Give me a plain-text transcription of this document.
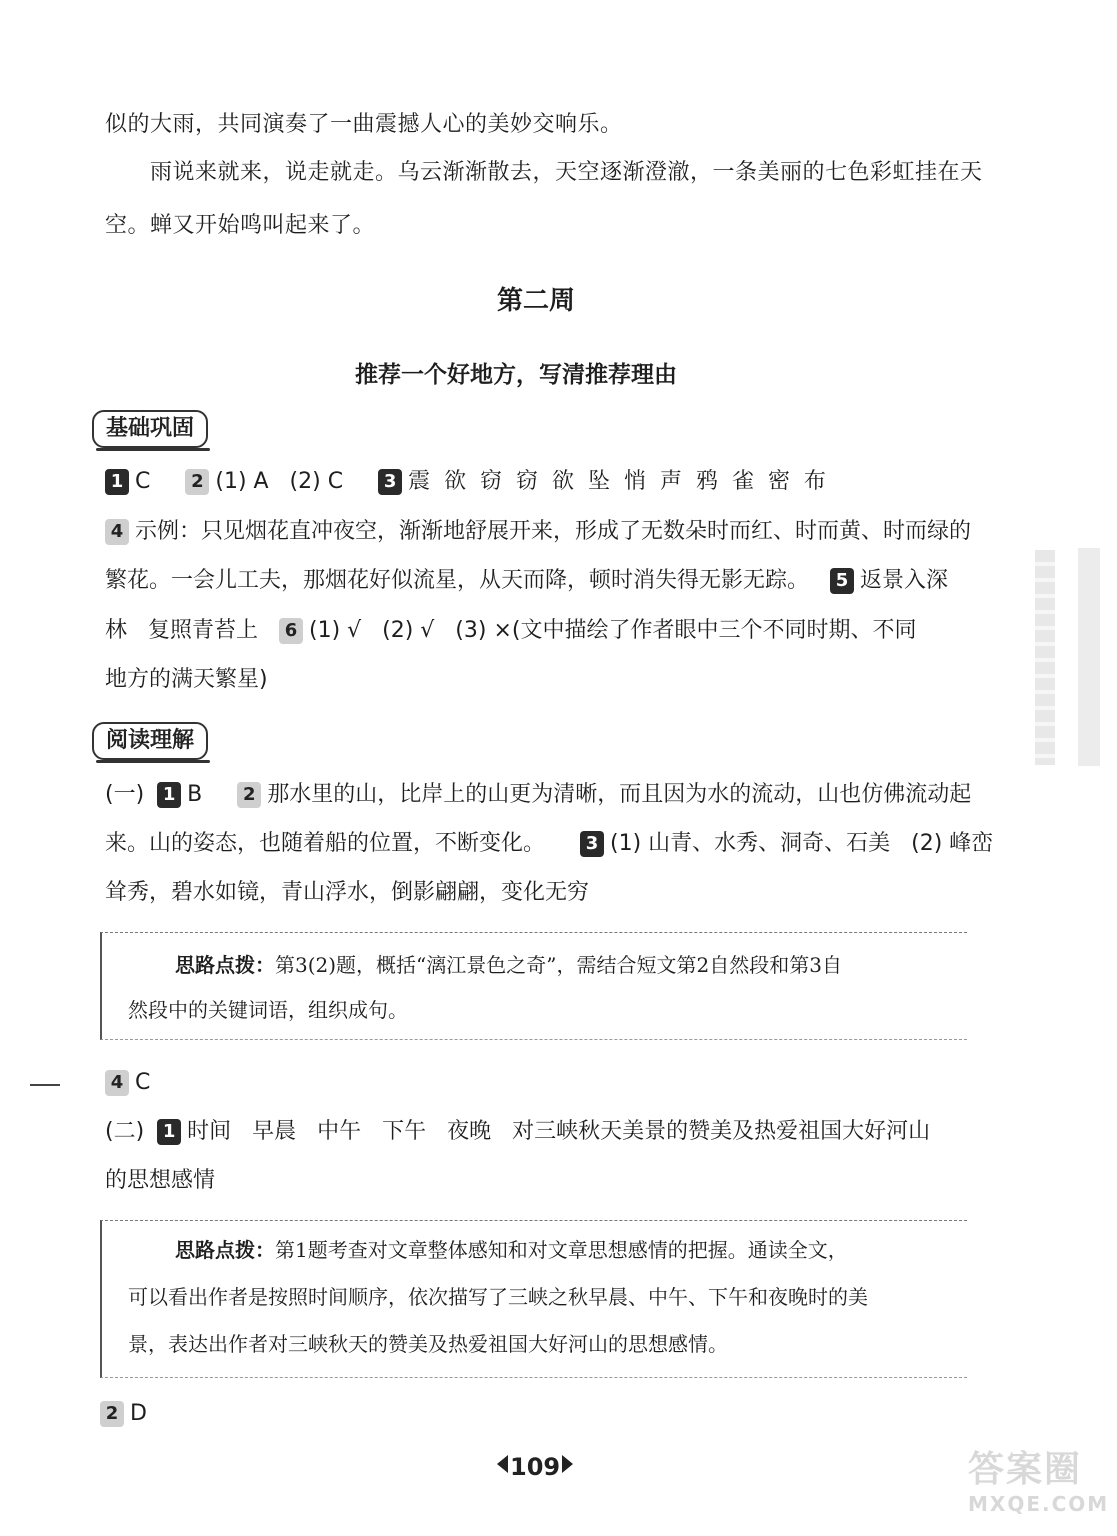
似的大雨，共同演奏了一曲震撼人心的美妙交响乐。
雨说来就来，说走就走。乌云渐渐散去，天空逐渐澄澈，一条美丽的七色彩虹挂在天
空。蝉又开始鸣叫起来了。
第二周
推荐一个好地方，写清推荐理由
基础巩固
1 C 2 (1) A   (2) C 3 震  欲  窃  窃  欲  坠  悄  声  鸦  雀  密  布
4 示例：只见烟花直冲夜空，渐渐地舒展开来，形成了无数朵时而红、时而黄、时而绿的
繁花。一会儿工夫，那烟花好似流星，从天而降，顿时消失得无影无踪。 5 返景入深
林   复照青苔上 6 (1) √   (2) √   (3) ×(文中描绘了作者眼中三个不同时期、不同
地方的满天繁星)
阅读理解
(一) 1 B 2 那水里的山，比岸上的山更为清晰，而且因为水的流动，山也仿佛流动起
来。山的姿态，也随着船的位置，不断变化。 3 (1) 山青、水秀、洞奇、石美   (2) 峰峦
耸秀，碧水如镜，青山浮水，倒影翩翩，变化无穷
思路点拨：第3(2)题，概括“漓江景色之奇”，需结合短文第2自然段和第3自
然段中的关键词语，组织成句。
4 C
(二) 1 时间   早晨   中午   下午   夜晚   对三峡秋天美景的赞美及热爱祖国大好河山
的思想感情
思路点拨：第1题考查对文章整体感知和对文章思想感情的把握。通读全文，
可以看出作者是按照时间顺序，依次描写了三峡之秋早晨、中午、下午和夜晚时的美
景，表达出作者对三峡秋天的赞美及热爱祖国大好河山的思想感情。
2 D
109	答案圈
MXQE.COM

*What to do*.
Transcribe the records above verbatim. Do not carry over any picture.

*Exercise response*.
Give me a plain-text transcription of this document.
似的大雨，共同演奏了一曲震撼人心的美妙交响乐。
雨说来就来，说走就走。乌云渐渐散去，天空逐渐澄澈，一条美丽的七色彩虹挂在天
空。蝉又开始鸣叫起来了。
第二周
推荐一个好地方，写清推荐理由
基础巩固
1 C 2 (1) A   (2) C 3 震  欲  窃  窃  欲  坠  悄  声  鸦  雀  密  布
4 示例：只见烟花直冲夜空，渐渐地舒展开来，形成了无数朵时而红、时而黄、时而绿的
繁花。一会儿工夫，那烟花好似流星，从天而降，顿时消失得无影无踪。 5 返景入深
林   复照青苔上 6 (1) √   (2) √   (3) ×(文中描绘了作者眼中三个不同时期、不同
地方的满天繁星)
阅读理解
(一) 1 B 2 那水里的山，比岸上的山更为清晰，而且因为水的流动，山也仿佛流动起
来。山的姿态，也随着船的位置，不断变化。 3 (1) 山青、水秀、洞奇、石美   (2) 峰峦
耸秀，碧水如镜，青山浮水，倒影翩翩，变化无穷
思路点拨：第3(2)题，概括“漓江景色之奇”，需结合短文第2自然段和第3自
然段中的关键词语，组织成句。
4 C
(二) 1 时间   早晨   中午   下午   夜晚   对三峡秋天美景的赞美及热爱祖国大好河山
的思想感情
思路点拨：第1题考查对文章整体感知和对文章思想感情的把握。通读全文，
可以看出作者是按照时间顺序，依次描写了三峡之秋早晨、中午、下午和夜晚时的美
景，表达出作者对三峡秋天的赞美及热爱祖国大好河山的思想感情。
2 D
109	答案圈
MXQE.COM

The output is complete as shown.